:: Information shown ::

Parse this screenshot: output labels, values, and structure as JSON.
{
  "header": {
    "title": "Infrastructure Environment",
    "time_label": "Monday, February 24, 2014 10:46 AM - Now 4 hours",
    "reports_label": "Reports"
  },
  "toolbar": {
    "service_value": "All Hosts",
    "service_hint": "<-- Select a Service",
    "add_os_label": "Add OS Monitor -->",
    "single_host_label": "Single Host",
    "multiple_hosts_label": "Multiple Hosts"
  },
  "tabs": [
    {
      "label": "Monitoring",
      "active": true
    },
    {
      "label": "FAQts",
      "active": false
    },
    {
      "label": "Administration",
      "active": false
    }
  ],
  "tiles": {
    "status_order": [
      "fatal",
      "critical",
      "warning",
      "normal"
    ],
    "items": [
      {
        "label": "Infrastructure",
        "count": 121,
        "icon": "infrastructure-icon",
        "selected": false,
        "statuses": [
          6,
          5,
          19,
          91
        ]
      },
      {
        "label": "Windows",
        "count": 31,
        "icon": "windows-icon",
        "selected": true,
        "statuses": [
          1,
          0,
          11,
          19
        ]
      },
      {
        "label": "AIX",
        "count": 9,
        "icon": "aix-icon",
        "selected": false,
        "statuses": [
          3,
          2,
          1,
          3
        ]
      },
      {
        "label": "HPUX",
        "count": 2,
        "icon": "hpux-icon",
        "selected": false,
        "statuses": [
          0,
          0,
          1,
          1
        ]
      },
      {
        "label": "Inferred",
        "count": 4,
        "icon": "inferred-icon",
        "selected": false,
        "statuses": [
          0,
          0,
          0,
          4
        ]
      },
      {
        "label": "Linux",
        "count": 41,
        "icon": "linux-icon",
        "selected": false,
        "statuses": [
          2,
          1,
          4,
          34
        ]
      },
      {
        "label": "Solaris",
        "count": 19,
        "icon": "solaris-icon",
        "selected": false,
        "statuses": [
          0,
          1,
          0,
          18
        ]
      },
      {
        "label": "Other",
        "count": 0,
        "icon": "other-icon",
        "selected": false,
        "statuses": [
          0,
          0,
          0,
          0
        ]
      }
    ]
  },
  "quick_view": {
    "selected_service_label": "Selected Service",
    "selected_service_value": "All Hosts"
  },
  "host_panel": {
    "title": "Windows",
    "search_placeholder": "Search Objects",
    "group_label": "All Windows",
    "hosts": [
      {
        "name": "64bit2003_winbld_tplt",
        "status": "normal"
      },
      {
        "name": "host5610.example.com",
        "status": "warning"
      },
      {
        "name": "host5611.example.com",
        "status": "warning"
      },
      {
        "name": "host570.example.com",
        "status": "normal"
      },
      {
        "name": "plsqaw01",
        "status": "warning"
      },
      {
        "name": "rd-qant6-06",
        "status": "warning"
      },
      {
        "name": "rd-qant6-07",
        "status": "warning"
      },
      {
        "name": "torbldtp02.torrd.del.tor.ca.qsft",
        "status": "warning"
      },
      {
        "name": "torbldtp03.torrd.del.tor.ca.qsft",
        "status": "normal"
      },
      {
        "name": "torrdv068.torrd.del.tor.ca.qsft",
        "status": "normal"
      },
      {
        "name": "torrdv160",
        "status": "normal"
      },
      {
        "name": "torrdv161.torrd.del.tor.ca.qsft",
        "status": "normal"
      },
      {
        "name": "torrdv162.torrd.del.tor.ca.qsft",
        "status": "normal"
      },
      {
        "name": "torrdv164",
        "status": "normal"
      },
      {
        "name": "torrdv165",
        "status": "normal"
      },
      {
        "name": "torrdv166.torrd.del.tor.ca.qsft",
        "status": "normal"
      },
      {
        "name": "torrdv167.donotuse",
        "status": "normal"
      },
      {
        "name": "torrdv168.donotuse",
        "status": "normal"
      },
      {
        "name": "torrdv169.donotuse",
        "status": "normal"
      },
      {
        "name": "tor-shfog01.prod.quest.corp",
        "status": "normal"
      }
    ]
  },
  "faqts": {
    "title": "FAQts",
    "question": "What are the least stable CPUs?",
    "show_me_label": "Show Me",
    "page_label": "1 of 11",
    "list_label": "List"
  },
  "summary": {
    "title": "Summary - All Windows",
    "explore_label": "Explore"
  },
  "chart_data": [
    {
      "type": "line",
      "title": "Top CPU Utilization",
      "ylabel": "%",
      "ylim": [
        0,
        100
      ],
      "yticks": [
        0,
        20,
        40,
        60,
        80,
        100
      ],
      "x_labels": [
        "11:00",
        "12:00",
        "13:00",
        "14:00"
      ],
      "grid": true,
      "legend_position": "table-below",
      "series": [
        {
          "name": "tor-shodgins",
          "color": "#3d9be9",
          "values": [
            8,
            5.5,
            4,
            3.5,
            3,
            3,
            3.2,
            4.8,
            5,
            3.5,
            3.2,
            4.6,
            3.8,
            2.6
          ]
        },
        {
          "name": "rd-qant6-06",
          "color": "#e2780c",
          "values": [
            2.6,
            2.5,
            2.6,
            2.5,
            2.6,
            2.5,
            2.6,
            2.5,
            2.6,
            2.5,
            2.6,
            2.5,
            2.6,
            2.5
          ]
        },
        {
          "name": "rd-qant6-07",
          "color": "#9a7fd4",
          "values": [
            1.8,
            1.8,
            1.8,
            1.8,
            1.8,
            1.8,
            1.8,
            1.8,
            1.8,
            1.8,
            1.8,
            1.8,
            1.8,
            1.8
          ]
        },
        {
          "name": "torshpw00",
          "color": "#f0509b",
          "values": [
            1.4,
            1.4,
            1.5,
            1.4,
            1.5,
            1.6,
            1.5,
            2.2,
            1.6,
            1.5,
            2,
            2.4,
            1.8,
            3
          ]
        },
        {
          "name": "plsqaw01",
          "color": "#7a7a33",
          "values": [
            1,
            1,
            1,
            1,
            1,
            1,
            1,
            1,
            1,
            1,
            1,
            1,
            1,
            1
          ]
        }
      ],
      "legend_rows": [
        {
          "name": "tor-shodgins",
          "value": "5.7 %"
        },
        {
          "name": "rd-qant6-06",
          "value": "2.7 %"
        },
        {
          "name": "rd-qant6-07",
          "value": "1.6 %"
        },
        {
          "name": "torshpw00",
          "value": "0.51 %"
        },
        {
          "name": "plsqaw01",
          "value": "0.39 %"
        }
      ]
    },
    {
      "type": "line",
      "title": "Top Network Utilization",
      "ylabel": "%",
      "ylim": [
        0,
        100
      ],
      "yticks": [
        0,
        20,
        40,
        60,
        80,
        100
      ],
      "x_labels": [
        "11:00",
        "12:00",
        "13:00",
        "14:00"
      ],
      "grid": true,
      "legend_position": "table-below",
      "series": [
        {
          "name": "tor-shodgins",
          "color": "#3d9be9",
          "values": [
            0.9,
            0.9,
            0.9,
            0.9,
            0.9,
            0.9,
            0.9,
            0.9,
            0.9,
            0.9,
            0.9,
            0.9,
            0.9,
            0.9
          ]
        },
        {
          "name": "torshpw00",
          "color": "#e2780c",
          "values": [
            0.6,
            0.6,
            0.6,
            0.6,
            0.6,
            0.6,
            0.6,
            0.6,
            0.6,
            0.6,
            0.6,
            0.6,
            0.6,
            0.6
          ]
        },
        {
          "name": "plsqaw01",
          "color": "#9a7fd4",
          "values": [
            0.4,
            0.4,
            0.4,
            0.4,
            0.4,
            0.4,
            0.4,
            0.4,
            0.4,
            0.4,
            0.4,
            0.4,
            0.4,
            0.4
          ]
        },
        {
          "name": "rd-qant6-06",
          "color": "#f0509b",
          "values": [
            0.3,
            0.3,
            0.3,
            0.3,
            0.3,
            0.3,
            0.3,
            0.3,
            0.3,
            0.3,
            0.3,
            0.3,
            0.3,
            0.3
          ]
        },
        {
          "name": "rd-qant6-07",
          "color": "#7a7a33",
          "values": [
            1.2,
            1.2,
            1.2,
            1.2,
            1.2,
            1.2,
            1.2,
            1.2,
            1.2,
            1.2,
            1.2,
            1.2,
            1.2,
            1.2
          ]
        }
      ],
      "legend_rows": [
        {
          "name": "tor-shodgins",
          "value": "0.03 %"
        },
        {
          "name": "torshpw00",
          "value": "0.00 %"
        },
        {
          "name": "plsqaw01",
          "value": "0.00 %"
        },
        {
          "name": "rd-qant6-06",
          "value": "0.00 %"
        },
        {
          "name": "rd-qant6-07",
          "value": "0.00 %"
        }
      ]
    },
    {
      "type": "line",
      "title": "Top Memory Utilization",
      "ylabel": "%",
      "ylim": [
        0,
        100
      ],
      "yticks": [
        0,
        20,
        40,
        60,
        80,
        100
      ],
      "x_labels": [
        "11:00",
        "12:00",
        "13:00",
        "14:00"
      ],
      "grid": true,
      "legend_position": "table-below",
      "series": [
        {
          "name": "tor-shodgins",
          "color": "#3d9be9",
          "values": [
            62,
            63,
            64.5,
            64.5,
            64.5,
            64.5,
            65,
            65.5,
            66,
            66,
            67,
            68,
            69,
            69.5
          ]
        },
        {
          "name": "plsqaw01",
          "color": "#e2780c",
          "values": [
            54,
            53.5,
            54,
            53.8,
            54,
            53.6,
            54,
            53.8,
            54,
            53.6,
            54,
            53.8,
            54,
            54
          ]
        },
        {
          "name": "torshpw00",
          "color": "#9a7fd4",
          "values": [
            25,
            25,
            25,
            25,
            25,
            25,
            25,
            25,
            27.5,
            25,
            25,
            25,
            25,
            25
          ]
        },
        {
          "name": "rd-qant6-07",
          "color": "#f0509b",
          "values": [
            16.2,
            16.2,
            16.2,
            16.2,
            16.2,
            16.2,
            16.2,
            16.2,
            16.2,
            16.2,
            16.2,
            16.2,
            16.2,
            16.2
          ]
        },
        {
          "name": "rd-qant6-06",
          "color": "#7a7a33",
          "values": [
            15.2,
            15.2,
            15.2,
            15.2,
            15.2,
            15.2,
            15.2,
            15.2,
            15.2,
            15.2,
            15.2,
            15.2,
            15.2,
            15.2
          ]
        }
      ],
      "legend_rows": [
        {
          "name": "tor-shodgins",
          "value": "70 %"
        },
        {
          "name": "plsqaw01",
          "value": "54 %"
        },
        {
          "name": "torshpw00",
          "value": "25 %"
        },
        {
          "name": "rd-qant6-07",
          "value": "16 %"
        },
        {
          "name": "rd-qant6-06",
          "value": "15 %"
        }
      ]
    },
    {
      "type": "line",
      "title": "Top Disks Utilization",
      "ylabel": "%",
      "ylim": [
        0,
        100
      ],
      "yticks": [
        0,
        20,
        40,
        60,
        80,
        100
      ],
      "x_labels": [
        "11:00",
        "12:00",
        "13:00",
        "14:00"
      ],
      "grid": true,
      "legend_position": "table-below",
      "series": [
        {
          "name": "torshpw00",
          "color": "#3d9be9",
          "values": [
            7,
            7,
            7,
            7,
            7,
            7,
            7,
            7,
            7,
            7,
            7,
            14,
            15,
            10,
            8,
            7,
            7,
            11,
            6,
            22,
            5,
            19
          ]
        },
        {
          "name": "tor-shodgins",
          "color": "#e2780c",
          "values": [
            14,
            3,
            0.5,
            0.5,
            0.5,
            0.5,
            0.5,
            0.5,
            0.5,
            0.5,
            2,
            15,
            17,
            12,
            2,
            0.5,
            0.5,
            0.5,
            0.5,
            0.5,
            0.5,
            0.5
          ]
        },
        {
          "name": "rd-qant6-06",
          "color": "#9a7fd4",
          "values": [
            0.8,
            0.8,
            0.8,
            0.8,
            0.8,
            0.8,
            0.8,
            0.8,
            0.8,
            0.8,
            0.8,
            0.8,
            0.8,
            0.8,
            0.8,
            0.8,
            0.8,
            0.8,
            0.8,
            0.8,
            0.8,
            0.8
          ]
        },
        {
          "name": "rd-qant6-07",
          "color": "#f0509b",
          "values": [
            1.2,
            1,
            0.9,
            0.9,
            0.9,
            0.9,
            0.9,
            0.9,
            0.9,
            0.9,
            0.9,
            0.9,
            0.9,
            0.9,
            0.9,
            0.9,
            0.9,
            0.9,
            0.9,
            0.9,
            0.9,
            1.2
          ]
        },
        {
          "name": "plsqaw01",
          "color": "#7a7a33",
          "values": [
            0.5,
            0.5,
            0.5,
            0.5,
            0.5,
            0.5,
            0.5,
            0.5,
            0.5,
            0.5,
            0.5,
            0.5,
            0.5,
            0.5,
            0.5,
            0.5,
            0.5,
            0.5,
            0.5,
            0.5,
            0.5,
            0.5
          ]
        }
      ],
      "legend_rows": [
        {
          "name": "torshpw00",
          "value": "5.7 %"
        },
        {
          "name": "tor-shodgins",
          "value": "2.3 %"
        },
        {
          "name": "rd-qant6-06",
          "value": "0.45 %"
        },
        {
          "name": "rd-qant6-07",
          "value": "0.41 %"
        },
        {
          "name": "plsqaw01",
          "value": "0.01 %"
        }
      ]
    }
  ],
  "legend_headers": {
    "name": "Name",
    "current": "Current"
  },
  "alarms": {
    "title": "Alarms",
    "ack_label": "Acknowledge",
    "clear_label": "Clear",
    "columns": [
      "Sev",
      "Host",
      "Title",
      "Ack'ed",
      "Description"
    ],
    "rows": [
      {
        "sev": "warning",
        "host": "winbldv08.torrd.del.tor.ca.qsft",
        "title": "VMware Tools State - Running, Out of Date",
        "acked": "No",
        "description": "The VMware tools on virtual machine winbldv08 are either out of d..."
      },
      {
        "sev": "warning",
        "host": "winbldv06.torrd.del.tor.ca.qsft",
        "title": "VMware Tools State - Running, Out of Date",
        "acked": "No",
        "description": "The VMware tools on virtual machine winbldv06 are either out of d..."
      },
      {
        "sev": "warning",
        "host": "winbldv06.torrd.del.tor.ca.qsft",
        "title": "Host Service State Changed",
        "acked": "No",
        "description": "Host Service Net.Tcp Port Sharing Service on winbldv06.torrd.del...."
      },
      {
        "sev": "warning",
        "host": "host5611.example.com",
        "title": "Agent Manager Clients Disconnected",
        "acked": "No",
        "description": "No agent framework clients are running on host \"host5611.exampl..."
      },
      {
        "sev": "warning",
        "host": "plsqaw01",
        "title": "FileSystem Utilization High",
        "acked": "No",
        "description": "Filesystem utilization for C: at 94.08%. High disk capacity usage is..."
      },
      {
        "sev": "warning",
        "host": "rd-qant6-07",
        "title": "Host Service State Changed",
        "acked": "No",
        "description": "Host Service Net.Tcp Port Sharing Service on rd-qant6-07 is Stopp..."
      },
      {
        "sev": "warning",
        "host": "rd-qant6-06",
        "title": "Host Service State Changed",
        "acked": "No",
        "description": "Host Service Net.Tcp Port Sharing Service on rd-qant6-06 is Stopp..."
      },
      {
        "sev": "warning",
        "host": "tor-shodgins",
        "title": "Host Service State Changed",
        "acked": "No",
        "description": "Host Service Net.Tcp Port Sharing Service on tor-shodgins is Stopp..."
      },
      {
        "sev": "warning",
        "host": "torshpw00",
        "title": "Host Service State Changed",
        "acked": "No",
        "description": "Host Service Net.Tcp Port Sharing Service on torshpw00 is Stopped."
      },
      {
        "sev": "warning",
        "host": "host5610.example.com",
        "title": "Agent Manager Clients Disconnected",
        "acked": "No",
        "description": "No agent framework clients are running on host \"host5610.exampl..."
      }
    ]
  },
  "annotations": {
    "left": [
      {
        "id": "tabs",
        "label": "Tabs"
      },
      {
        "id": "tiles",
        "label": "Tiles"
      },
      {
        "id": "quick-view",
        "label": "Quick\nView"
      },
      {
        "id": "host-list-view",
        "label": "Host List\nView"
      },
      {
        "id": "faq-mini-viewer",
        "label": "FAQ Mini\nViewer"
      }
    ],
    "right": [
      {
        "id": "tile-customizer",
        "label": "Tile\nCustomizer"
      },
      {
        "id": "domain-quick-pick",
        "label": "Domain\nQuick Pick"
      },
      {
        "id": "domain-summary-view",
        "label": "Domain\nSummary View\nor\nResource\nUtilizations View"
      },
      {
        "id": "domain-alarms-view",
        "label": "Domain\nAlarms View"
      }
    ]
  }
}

:::

■ Problem: Say, as a bare number, how many lines in the entries above include the string "machine".

■ The output: 2